((
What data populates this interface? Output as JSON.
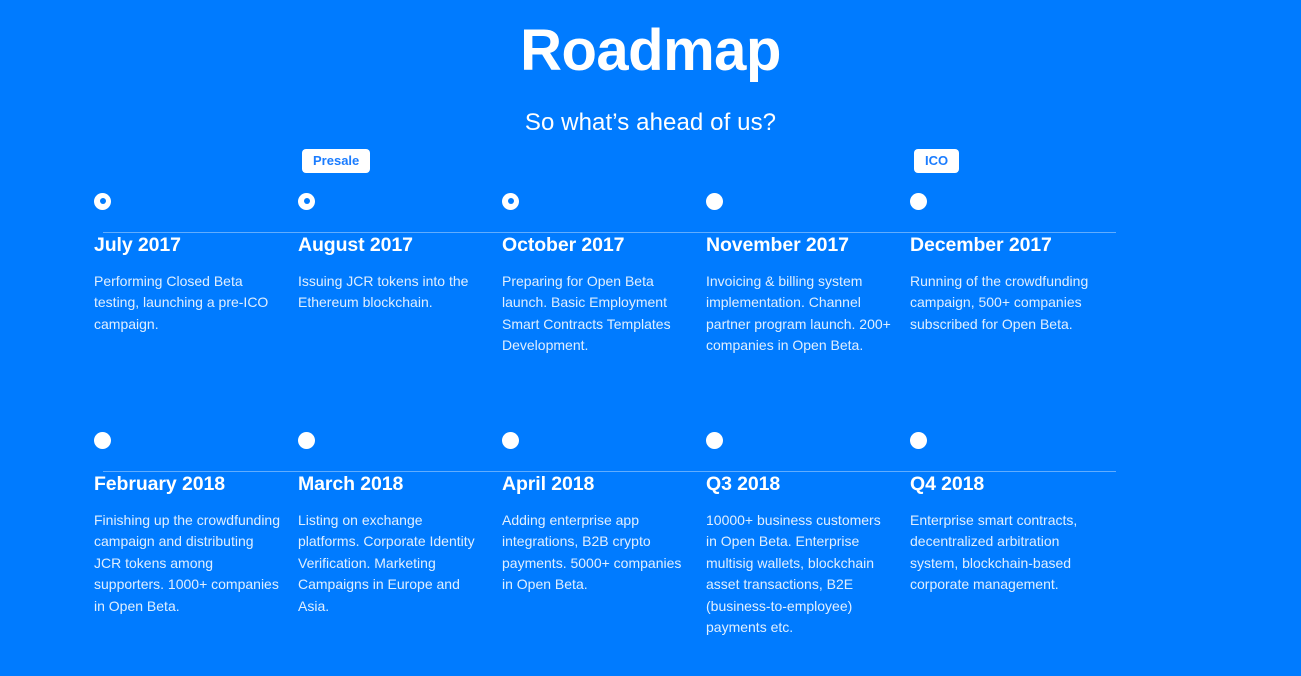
{
  "theme": {
    "background": "#007bff",
    "text": "#ffffff",
    "badge_background": "#ffffff",
    "badge_text": "#1a7cff",
    "line": "rgba(255,255,255,0.38)"
  },
  "header": {
    "title": "Roadmap",
    "subtitle": "So what’s ahead of us?"
  },
  "timeline": {
    "rows": [
      {
        "items": [
          {
            "badge": "",
            "marker": "donut",
            "date": "July 2017",
            "description": "Performing Closed Beta testing, launching a pre-ICO campaign."
          },
          {
            "badge": "Presale",
            "marker": "donut",
            "date": "August 2017",
            "description": "Issuing JCR tokens into the Ethereum blockchain."
          },
          {
            "badge": "",
            "marker": "donut",
            "date": "October 2017",
            "description": "Preparing for Open Beta launch. Basic Employment Smart Contracts Templates Development."
          },
          {
            "badge": "",
            "marker": "solid",
            "date": "November 2017",
            "description": "Invoicing & billing system implementation. Channel partner program launch. 200+ companies in Open Beta."
          },
          {
            "badge": "ICO",
            "marker": "solid",
            "date": "December 2017",
            "description": "Running of the crowdfunding campaign, 500+ companies subscribed for Open Beta."
          }
        ]
      },
      {
        "items": [
          {
            "badge": "",
            "marker": "solid",
            "date": "February 2018",
            "description": "Finishing up the crowdfunding campaign and distributing JCR tokens among supporters. 1000+ companies in Open Beta."
          },
          {
            "badge": "",
            "marker": "solid",
            "date": "March 2018",
            "description": "Listing on exchange platforms. Corporate Identity Verification. Marketing Campaigns in Europe and Asia."
          },
          {
            "badge": "",
            "marker": "solid",
            "date": "April 2018",
            "description": "Adding enterprise app integrations, B2B crypto payments. 5000+ companies in Open Beta."
          },
          {
            "badge": "",
            "marker": "solid",
            "date": "Q3 2018",
            "description": "10000+ business customers in Open Beta. Enterprise multisig wallets, blockchain asset transactions, B2E (business-to-employee) payments etc."
          },
          {
            "badge": "",
            "marker": "solid",
            "date": "Q4 2018",
            "description": "Enterprise smart contracts, decentralized arbitration system, blockchain-based corporate management."
          }
        ]
      }
    ]
  }
}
))
§ **Required task**:
Copy out every line where the word "system" occurs.

§ **Complete output**:
            "description": "Invoicing & billing system implementation. Channel partner program launch. 200+ companies in Open Beta."
            "description": "Enterprise smart contracts, decentralized arbitration system, blockchain-based corporate management."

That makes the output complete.